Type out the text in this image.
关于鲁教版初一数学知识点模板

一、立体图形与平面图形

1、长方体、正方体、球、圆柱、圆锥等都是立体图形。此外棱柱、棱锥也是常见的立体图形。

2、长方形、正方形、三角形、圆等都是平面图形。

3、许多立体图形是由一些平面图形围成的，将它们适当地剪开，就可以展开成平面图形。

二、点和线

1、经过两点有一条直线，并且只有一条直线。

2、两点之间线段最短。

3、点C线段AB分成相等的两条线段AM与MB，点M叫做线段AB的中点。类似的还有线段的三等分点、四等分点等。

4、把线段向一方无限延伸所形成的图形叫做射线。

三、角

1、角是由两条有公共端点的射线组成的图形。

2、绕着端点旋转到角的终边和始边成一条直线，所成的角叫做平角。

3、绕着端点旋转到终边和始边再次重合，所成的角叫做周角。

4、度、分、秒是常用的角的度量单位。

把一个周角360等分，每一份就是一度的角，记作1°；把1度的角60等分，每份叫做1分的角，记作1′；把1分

[Task]
Extract the entries above verbatim.

[Solution for this problem]
Type out the text in this image.
关于鲁教版初一数学知识点模板

一、立体图形与平面图形

1、长方体、正方体、球、圆柱、圆锥等都是立体图形。此外棱柱、棱锥也是常见的立体图形。

2、长方形、正方形、三角形、圆等都是平面图形。

3、许多立体图形是由一些平面图形围成的，将它们适当地剪开，就可以展开成平面图形。

二、点和线

1、经过两点有一条直线，并且只有一条直线。

2、两点之间线段最短。

3、点C线段AB分成相等的两条线段AM与MB，点M叫做线段AB的中点。类似的还有线段的三等分点、四等分点等。

4、把线段向一方无限延伸所形成的图形叫做射线。

三、角

1、角是由两条有公共端点的射线组成的图形。

2、绕着端点旋转到角的终边和始边成一条直线，所成的角叫做平角。

3、绕着端点旋转到终边和始边再次重合，所成的角叫做周角。

4、度、分、秒是常用的角的度量单位。

把一个周角360等分，每一份就是一度的角，记作1°；把1度的角60等分，每份叫做1分的角，记作1′；把1分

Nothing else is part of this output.